* Begin Dataset extract *

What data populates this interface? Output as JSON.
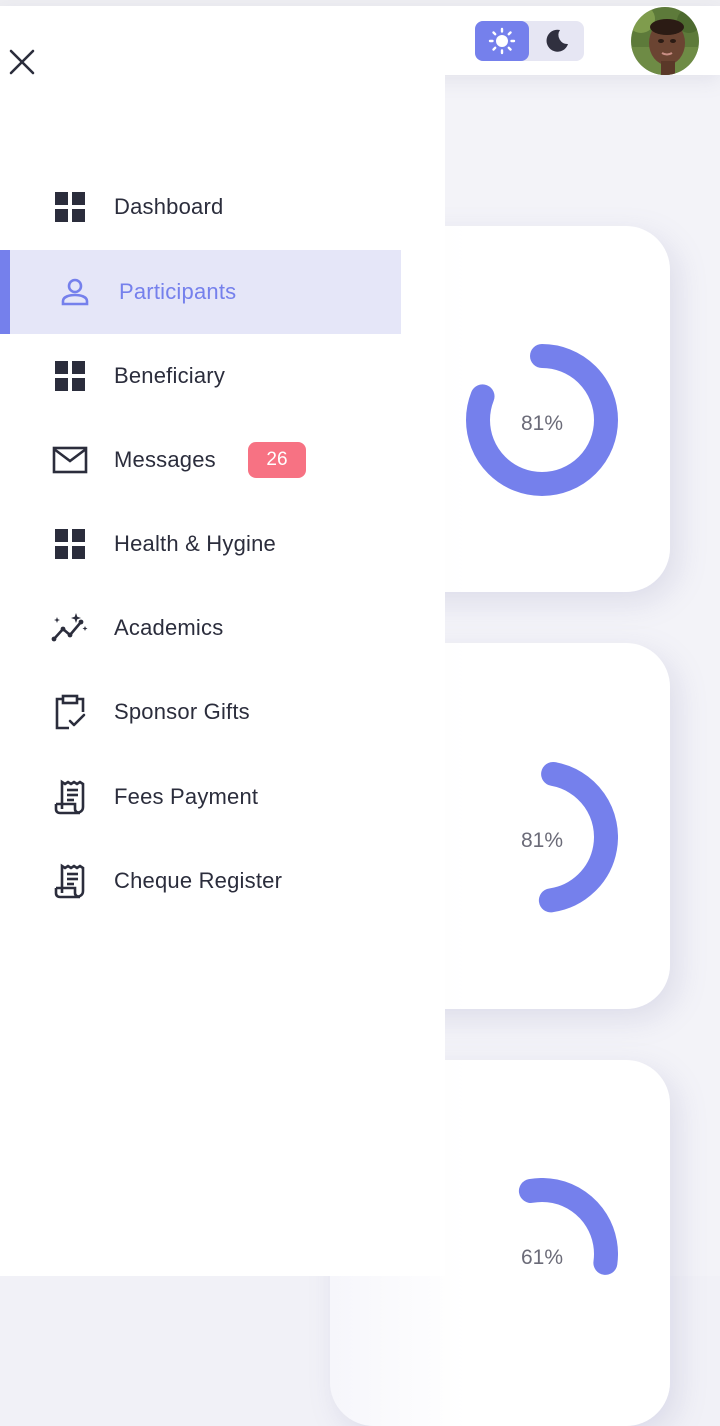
{
  "header": {
    "theme_light_icon": "sun-icon",
    "theme_dark_icon": "moon-icon",
    "avatar": "user-avatar-photo"
  },
  "cards": [
    {
      "percent_label": "81%",
      "progress": 0.81
    },
    {
      "percent_label": "81%",
      "progress": 0.45
    },
    {
      "percent_label": "61%",
      "progress": 0.3
    }
  ],
  "drawer": {
    "close_icon": "close-icon",
    "items": [
      {
        "label": "Dashboard",
        "icon": "grid-icon"
      },
      {
        "label": "Participants",
        "icon": "person-icon",
        "active": true
      },
      {
        "label": "Beneficiary",
        "icon": "grid-icon"
      },
      {
        "label": "Messages",
        "icon": "mail-icon",
        "badge": "26"
      },
      {
        "label": "Health & Hygine",
        "icon": "grid-icon"
      },
      {
        "label": "Academics",
        "icon": "sparkle-chart-icon"
      },
      {
        "label": "Sponsor Gifts",
        "icon": "clipboard-check-icon"
      },
      {
        "label": "Fees Payment",
        "icon": "receipt-icon"
      },
      {
        "label": "Cheque Register",
        "icon": "receipt-icon"
      }
    ]
  },
  "colors": {
    "accent": "#7580ec",
    "badge": "#f77283",
    "active_bg": "#e5e6f8",
    "text": "#2b2d3c"
  }
}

* End Dataset extract *

▸ Goal:
Extract every line of the data exactly; pictures stay out.

▸ Completed exercise:
What data populates this interface? Output as JSON.
{
  "header": {
    "theme_light_icon": "sun-icon",
    "theme_dark_icon": "moon-icon",
    "avatar": "user-avatar-photo"
  },
  "cards": [
    {
      "percent_label": "81%",
      "progress": 0.81
    },
    {
      "percent_label": "81%",
      "progress": 0.45
    },
    {
      "percent_label": "61%",
      "progress": 0.3
    }
  ],
  "drawer": {
    "close_icon": "close-icon",
    "items": [
      {
        "label": "Dashboard",
        "icon": "grid-icon"
      },
      {
        "label": "Participants",
        "icon": "person-icon",
        "active": true
      },
      {
        "label": "Beneficiary",
        "icon": "grid-icon"
      },
      {
        "label": "Messages",
        "icon": "mail-icon",
        "badge": "26"
      },
      {
        "label": "Health & Hygine",
        "icon": "grid-icon"
      },
      {
        "label": "Academics",
        "icon": "sparkle-chart-icon"
      },
      {
        "label": "Sponsor Gifts",
        "icon": "clipboard-check-icon"
      },
      {
        "label": "Fees Payment",
        "icon": "receipt-icon"
      },
      {
        "label": "Cheque Register",
        "icon": "receipt-icon"
      }
    ]
  },
  "colors": {
    "accent": "#7580ec",
    "badge": "#f77283",
    "active_bg": "#e5e6f8",
    "text": "#2b2d3c"
  }
}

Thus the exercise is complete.